(Stored records)
________________

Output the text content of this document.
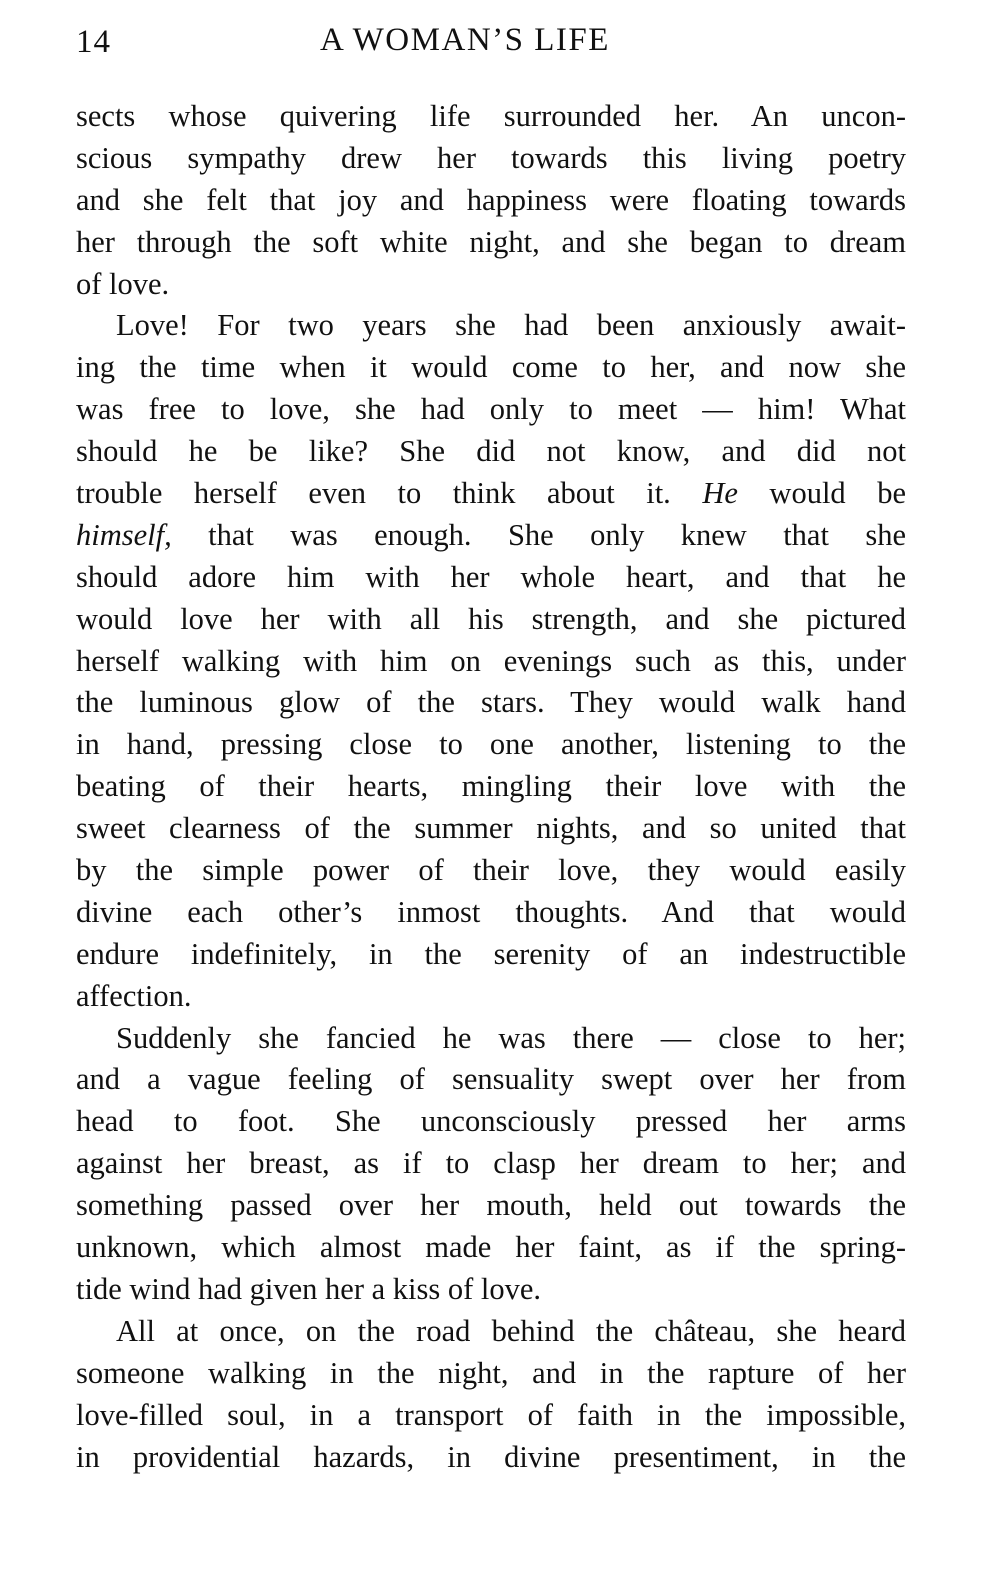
14	A WOMAN’S LIFE
sects whose quivering life surrounded her. An uncon-
scious sympathy drew her towards this living poetry
and she felt that joy and happiness were floating towards
her through the soft white night, and she began to dream
of love.
Love! For two years she had been anxiously await-
ing the time when it would come to her, and now she
was free to love, she had only to meet — him! What
should he be like? She did not know, and did not
trouble herself even to think about it. He would be
himself, that was enough. She only knew that she
should adore him with her whole heart, and that he
would love her with all his strength, and she pictured
herself walking with him on evenings such as this, under
the luminous glow of the stars. They would walk hand
in hand, pressing close to one another, listening to the
beating of their hearts, mingling their love with the
sweet clearness of the summer nights, and so united that
by the simple power of their love, they would easily
divine each other’s inmost thoughts. And that would
endure indefinitely, in the serenity of an indestructible
affection.
Suddenly she fancied he was there — close to her;
and a vague feeling of sensuality swept over her from
head to foot. She unconsciously pressed her arms
against her breast, as if to clasp her dream to her; and
something passed over her mouth, held out towards the
unknown, which almost made her faint, as if the spring-
tide wind had given her a kiss of love.
All at once, on the road behind the château, she heard
someone walking in the night, and in the rapture of her
love-filled soul, in a transport of faith in the impossible,
in providential hazards, in divine presentiment, in the
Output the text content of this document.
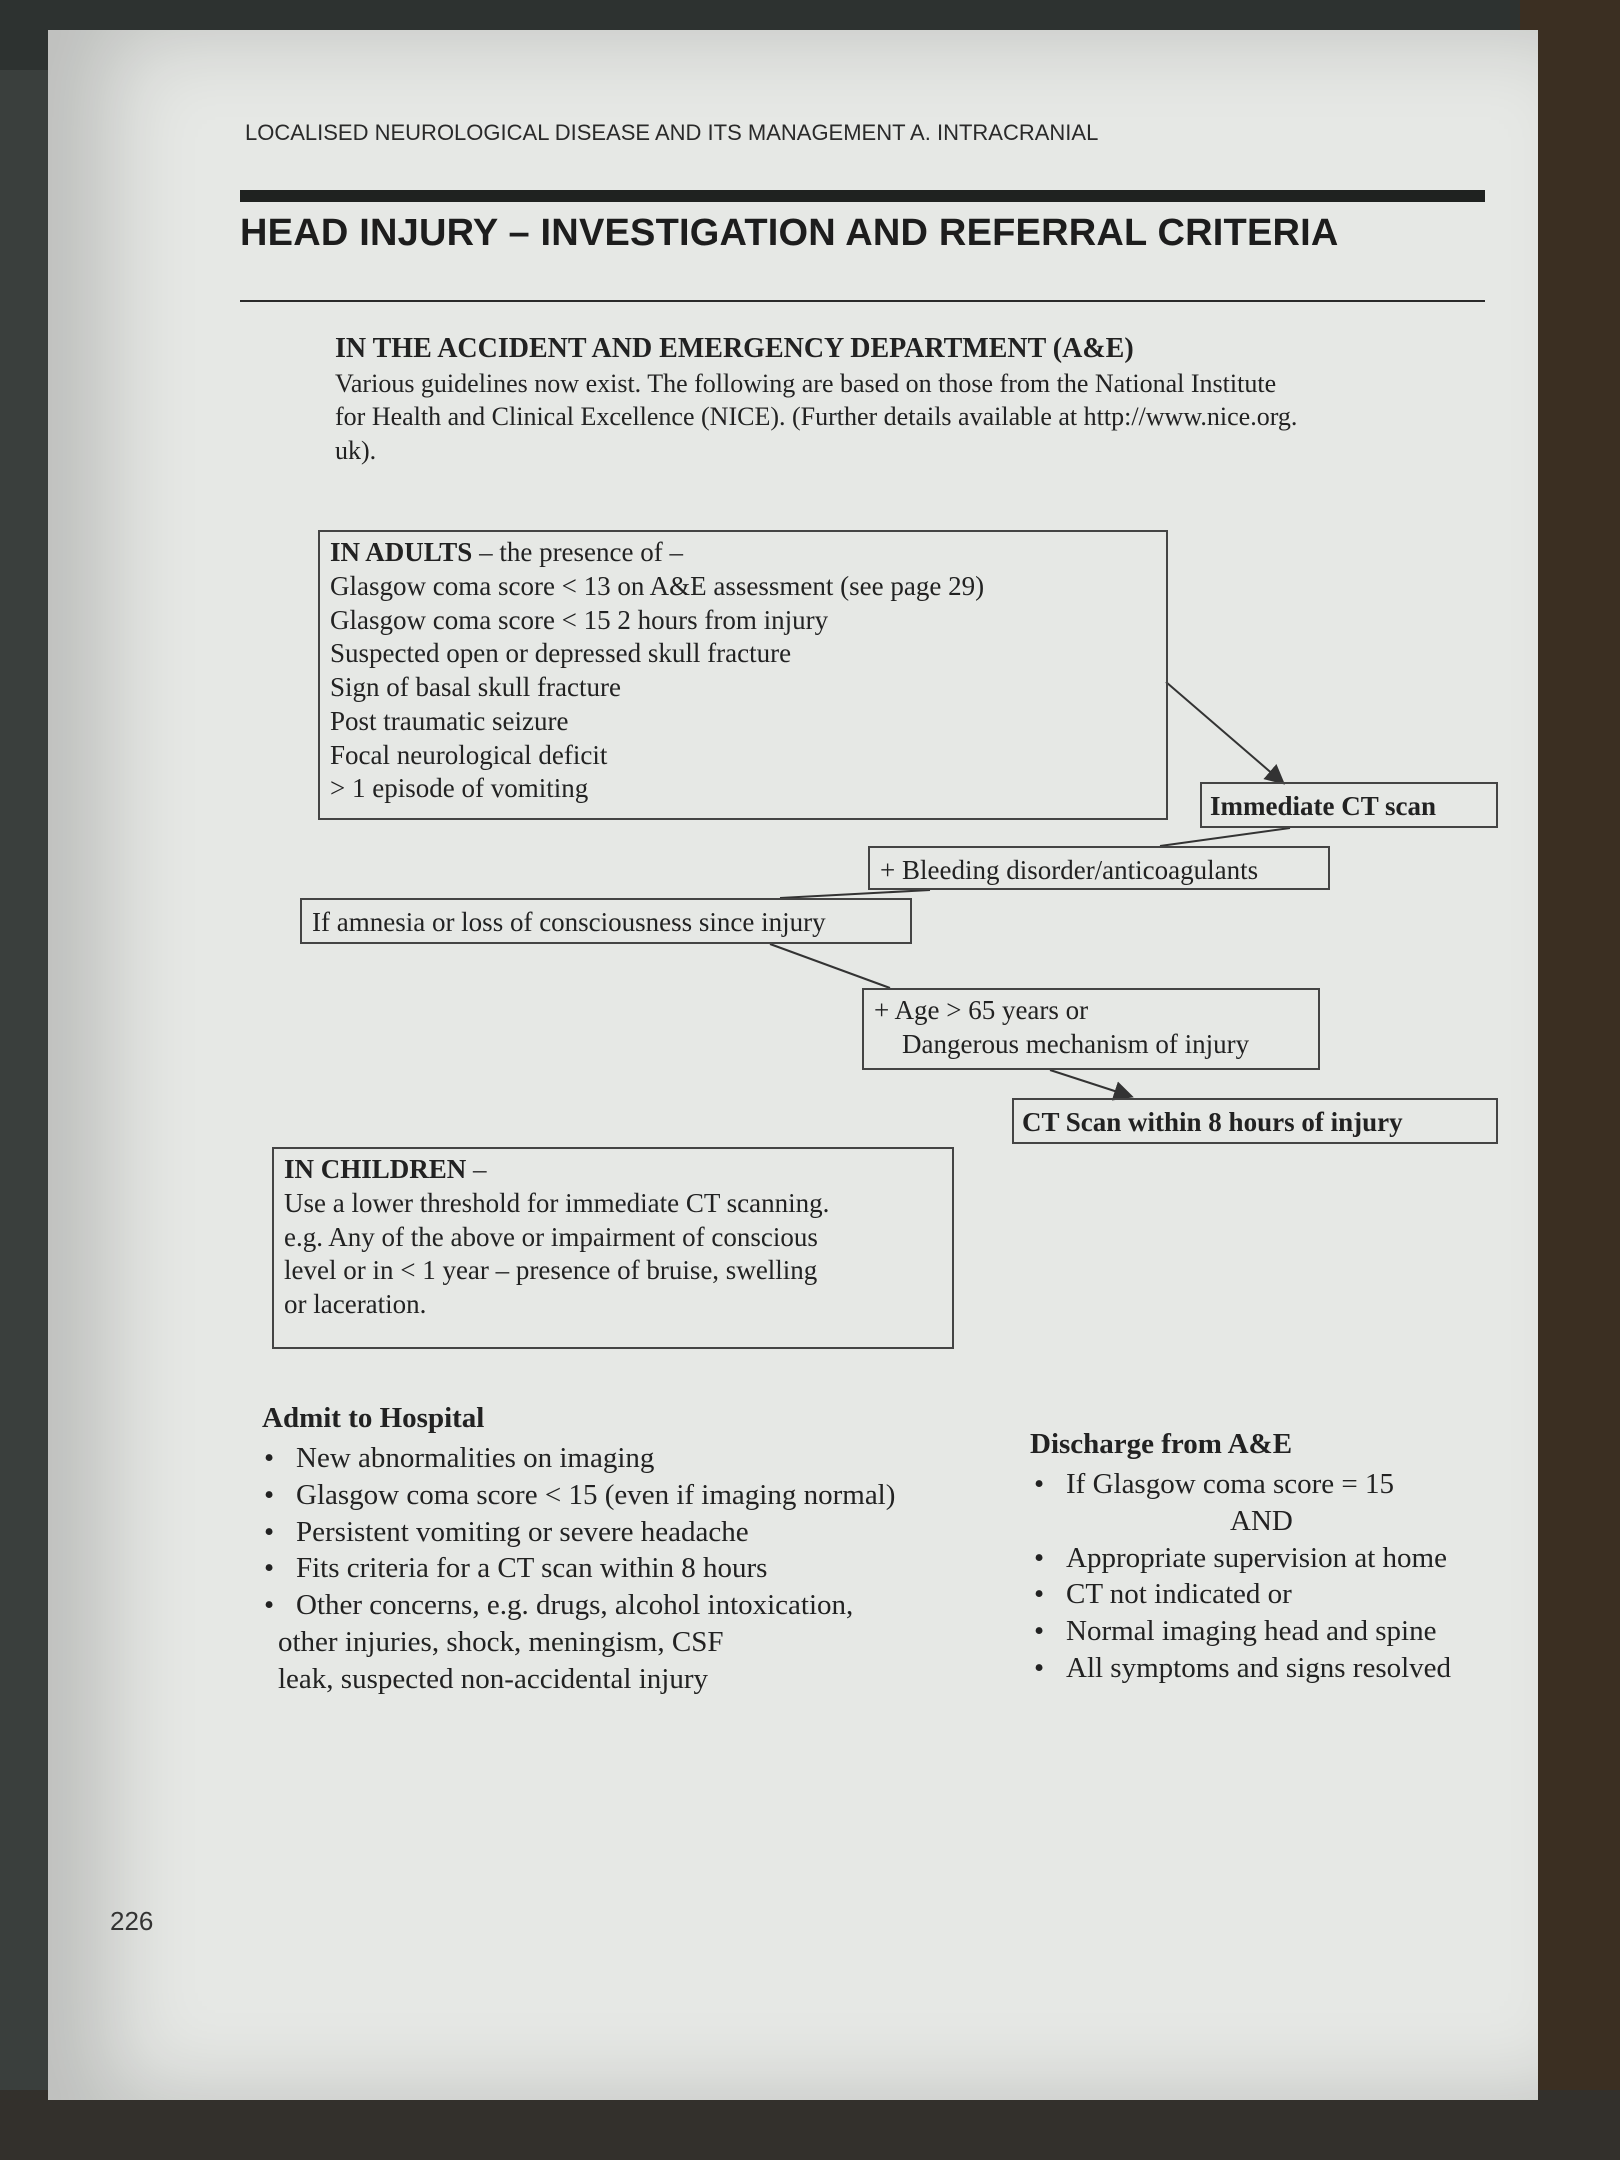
LOCALISED NEUROLOGICAL DISEASE AND ITS MANAGEMENT A. INTRACRANIAL
HEAD INJURY – INVESTIGATION AND REFERRAL CRITERIA
IN THE ACCIDENT AND EMERGENCY DEPARTMENT (A&E)
Various guidelines now exist. The following are based on those from the National Institute
for Health and Clinical Excellence (NICE). (Further details available at http://www.nice.org.
uk).
IN ADULTS – the presence of –
Glasgow coma score < 13 on A&E assessment (see page 29)
Glasgow coma score < 15 2 hours from injury
Suspected open or depressed skull fracture
Sign of basal skull fracture
Post traumatic seizure
Focal neurological deficit
> 1 episode of vomiting
Immediate CT scan
+ Bleeding disorder/anticoagulants
If amnesia or loss of consciousness since injury
+ Age > 65 years or
Dangerous mechanism of injury
CT Scan within 8 hours of injury
IN CHILDREN –
Use a lower threshold for immediate CT scanning.
e.g. Any of the above or impairment of conscious
level or in < 1 year – presence of bruise, swelling
or laceration.
Admit to Hospital
• New abnormalities on imaging
• Glasgow coma score < 15 (even if imaging normal)
• Persistent vomiting or severe headache
• Fits criteria for a CT scan within 8 hours
• Other concerns, e.g. drugs, alcohol intoxication,
other injuries, shock, meningism, CSF
leak, suspected non-accidental injury
Discharge from A&E
• If Glasgow coma score = 15
AND
• Appropriate supervision at home
• CT not indicated or
• Normal imaging head and spine
• All symptoms and signs resolved
226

________________

Given task:
Reproduce the listing exactly. Leave its pictures out.

Correct output:
Output the text content of this document.
14	A WOMAN’S LIFE
sects whose quivering life surrounded her. An uncon-
scious sympathy drew her towards this living poetry
and she felt that joy and happiness were floating towards
her through the soft white night, and she began to dream
of love.
Love! For two years she had been anxiously await-
ing the time when it would come to her, and now she
was free to love, she had only to meet — him! What
should he be like? She did not know, and did not
trouble herself even to think about it. He would be
himself, that was enough. She only knew that she
should adore him with her whole heart, and that he
would love her with all his strength, and she pictured
herself walking with him on evenings such as this, under
the luminous glow of the stars. They would walk hand
in hand, pressing close to one another, listening to the
beating of their hearts, mingling their love with the
sweet clearness of the summer nights, and so united that
by the simple power of their love, they would easily
divine each other’s inmost thoughts. And that would
endure indefinitely, in the serenity of an indestructible
affection.
Suddenly she fancied he was there — close to her;
and a vague feeling of sensuality swept over her from
head to foot. She unconsciously pressed her arms
against her breast, as if to clasp her dream to her; and
something passed over her mouth, held out towards the
unknown, which almost made her faint, as if the spring-
tide wind had given her a kiss of love.
All at once, on the road behind the château, she heard
someone walking in the night, and in the rapture of her
love-filled soul, in a transport of faith in the impossible,
in providential hazards, in divine presentiment, in the
Output the text content of this document.
LOCALISED NEUROLOGICAL DISEASE AND ITS MANAGEMENT A. INTRACRANIAL
HEAD INJURY – INVESTIGATION AND REFERRAL CRITERIA
IN THE ACCIDENT AND EMERGENCY DEPARTMENT (A&E)
Various guidelines now exist. The following are based on those from the National Institute
for Health and Clinical Excellence (NICE). (Further details available at http://www.nice.org.
uk).
IN ADULTS – the presence of –
Glasgow coma score < 13 on A&E assessment (see page 29)
Glasgow coma score < 15 2 hours from injury
Suspected open or depressed skull fracture
Sign of basal skull fracture
Post traumatic seizure
Focal neurological deficit
> 1 episode of vomiting
Immediate CT scan
+ Bleeding disorder/anticoagulants
If amnesia or loss of consciousness since injury
+ Age > 65 years or
Dangerous mechanism of injury
CT Scan within 8 hours of injury
IN CHILDREN –
Use a lower threshold for immediate CT scanning.
e.g. Any of the above or impairment of conscious
level or in < 1 year – presence of bruise, swelling
or laceration.
Admit to Hospital
• New abnormalities on imaging
• Glasgow coma score < 15 (even if imaging normal)
• Persistent vomiting or severe headache
• Fits criteria for a CT scan within 8 hours
• Other concerns, e.g. drugs, alcohol intoxication,
other injuries, shock, meningism, CSF
leak, suspected non-accidental injury
Discharge from A&E
• If Glasgow coma score = 15
AND
• Appropriate supervision at home
• CT not indicated or
• Normal imaging head and spine
• All symptoms and signs resolved
226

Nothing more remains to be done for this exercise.